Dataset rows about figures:
▶

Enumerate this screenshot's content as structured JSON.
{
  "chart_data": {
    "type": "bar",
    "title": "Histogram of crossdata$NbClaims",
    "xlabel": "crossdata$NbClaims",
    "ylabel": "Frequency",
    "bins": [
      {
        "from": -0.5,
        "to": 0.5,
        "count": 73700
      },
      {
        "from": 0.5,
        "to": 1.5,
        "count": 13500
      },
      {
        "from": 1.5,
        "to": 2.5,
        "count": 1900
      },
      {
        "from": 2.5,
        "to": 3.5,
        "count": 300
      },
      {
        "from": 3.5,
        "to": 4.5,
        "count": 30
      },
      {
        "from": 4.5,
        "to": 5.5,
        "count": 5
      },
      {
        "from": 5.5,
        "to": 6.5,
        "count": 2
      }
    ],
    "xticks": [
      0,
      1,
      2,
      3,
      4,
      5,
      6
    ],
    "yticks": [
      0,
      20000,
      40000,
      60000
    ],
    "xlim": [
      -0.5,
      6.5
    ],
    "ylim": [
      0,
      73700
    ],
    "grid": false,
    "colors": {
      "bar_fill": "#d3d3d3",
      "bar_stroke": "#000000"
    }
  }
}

◀

> Exercise
Tally the lines of the listing in which the word "from" occurs, and state the total alone.

> Result of the task
7